[What the task asks] Render everything in the records from the line containing "Text: .: . [636, 565, 639, 578]" down to the line containing "Bar [370, 118, 410, 152]", both included, as a JSON list of strings with one string per line.
## start Dataset content
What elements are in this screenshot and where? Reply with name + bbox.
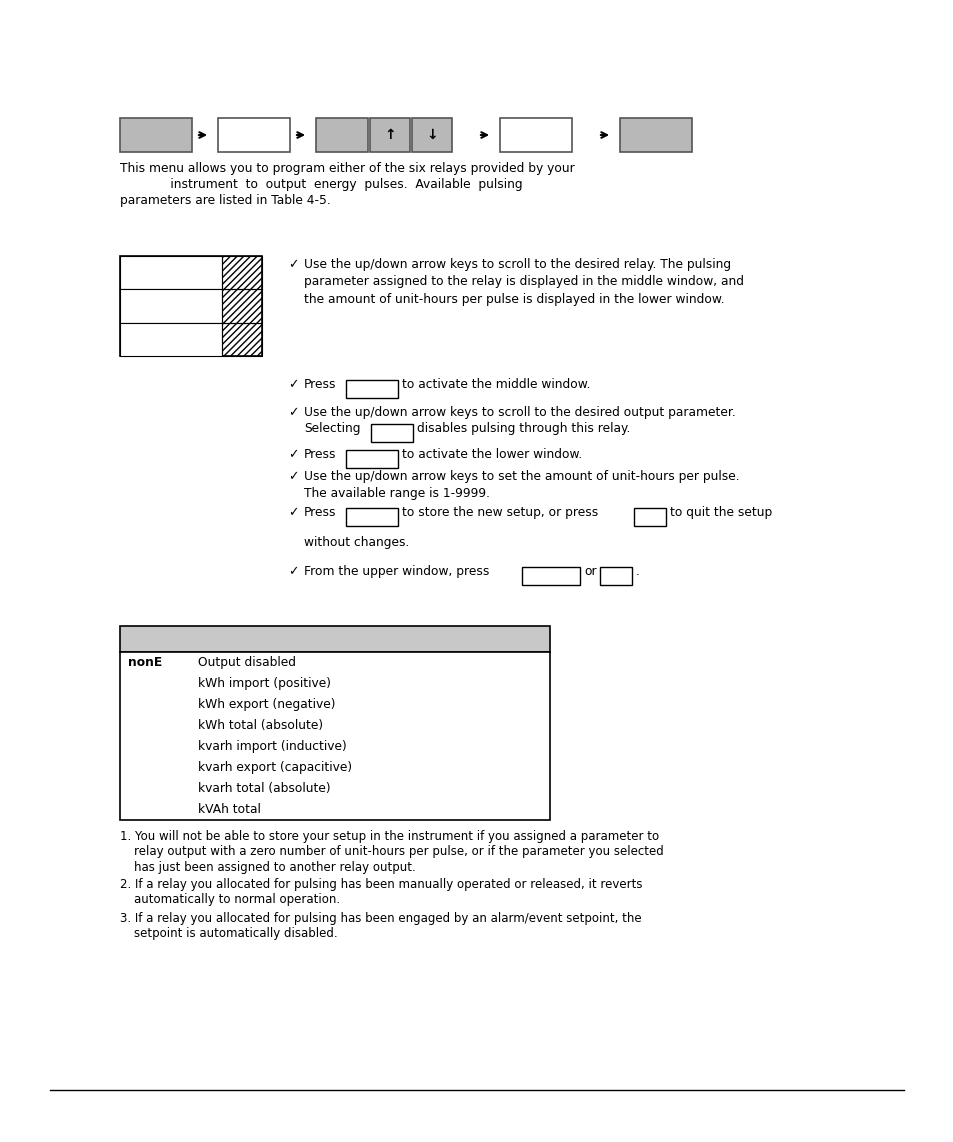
Text: .: . [636, 565, 639, 578]
Text: ✓: ✓ [288, 407, 298, 419]
Text: kWh total (absolute): kWh total (absolute) [198, 719, 323, 732]
Text: ✓: ✓ [288, 506, 298, 518]
Bar [120, 256, 262, 356]
Bar [634, 508, 665, 526]
Text: Selecting: Selecting [304, 423, 360, 435]
Bar [120, 118, 192, 152]
Bar [370, 118, 410, 152]
Text: 1. You will not be able to store your setup in the instrument if you assigned a : 1. You will not be able to store your se… [120, 830, 659, 843]
Text: has just been assigned to another relay output.: has just been assigned to another relay … [133, 861, 416, 874]
Text: kvarh export (capacitive): kvarh export (capacitive) [198, 761, 352, 774]
Text: Press: Press [304, 448, 336, 461]
Text: kWh import (positive): kWh import (positive) [198, 677, 331, 690]
Text: ✓: ✓ [288, 258, 298, 271]
Bar [346, 380, 397, 399]
Text: ✓: ✓ [288, 378, 298, 391]
Text: or: or [583, 565, 596, 578]
Bar [346, 450, 397, 468]
Text: kVAh total: kVAh total [198, 803, 260, 817]
Text: Output disabled: Output disabled [198, 656, 295, 669]
Text: ↑: ↑ [384, 128, 395, 142]
Bar [619, 118, 691, 152]
Bar [120, 256, 222, 289]
Bar [371, 424, 413, 442]
Bar [120, 323, 222, 356]
Text: kvarh total (absolute): kvarh total (absolute) [198, 782, 331, 795]
Text: ✓: ✓ [288, 471, 298, 483]
Bar [222, 323, 262, 356]
Bar [499, 118, 572, 152]
Text: ✓: ✓ [288, 448, 298, 461]
Text: parameters are listed in Table 4-5.: parameters are listed in Table 4-5. [120, 194, 331, 207]
Text: kvarh import (inductive): kvarh import (inductive) [198, 740, 346, 753]
Text: without changes.: without changes. [304, 536, 409, 549]
Text: ✓: ✓ [288, 565, 298, 578]
Bar [315, 118, 368, 152]
Bar [120, 652, 550, 820]
Bar [599, 566, 631, 585]
Text: nonE: nonE [128, 656, 162, 669]
Text: This menu allows you to program either of the six relays provided by your: This menu allows you to program either o… [120, 162, 574, 175]
Bar [521, 566, 579, 585]
Text: relay output with a zero number of unit-hours per pulse, or if the parameter you: relay output with a zero number of unit-… [133, 845, 663, 859]
Bar [346, 508, 397, 526]
Bar [120, 289, 222, 323]
Text: 2. If a relay you allocated for pulsing has been manually operated or released, : 2. If a relay you allocated for pulsing … [120, 878, 641, 891]
Bar [120, 626, 550, 652]
Text: From the upper window, press: From the upper window, press [304, 565, 489, 578]
Text: disables pulsing through this relay.: disables pulsing through this relay. [416, 423, 630, 435]
Text: to store the new setup, or press: to store the new setup, or press [401, 506, 598, 518]
Bar [218, 118, 290, 152]
Text: to activate the lower window.: to activate the lower window. [401, 448, 581, 461]
Text: Use the up/down arrow keys to scroll to the desired output parameter.: Use the up/down arrow keys to scroll to … [304, 407, 735, 419]
Bar [222, 256, 262, 289]
Text: 3. If a relay you allocated for pulsing has been engaged by an alarm/event setpo: 3. If a relay you allocated for pulsing … [120, 912, 641, 925]
Text: kWh export (negative): kWh export (negative) [198, 698, 335, 711]
Text: instrument  to  output  energy  pulses.  Available  pulsing: instrument to output energy pulses. Avai… [120, 178, 522, 191]
Text: Use the up/down arrow keys to set the amount of unit-hours per pulse.
The availa: Use the up/down arrow keys to set the am… [304, 471, 739, 500]
Bar [412, 118, 452, 152]
Text: Press: Press [304, 506, 336, 518]
Text: setpoint is automatically disabled.: setpoint is automatically disabled. [133, 927, 337, 941]
Bar [222, 289, 262, 323]
Text: ↓: ↓ [426, 128, 437, 142]
Text: Press: Press [304, 378, 336, 391]
Text: automatically to normal operation.: automatically to normal operation. [133, 893, 340, 907]
Text: Use the up/down arrow keys to scroll to the desired relay. The pulsing
parameter: Use the up/down arrow keys to scroll to … [304, 258, 743, 306]
Text: to quit the setup: to quit the setup [669, 506, 771, 518]
Text: to activate the middle window.: to activate the middle window. [401, 378, 590, 391]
## end Dataset content
[Solution below]
[
  "Text: .: . [636, 565, 639, 578]",
  "Text: ✓: ✓ [288, 407, 298, 419]",
  "Text: kWh total (absolute): kWh total (absolute) [198, 719, 323, 732]",
  "Text: ✓: ✓ [288, 506, 298, 518]",
  "Bar [120, 256, 262, 356]",
  "Bar [634, 508, 665, 526]",
  "Text: Selecting: Selecting [304, 423, 360, 435]",
  "Bar [120, 118, 192, 152]",
  "Bar [370, 118, 410, 152]"
]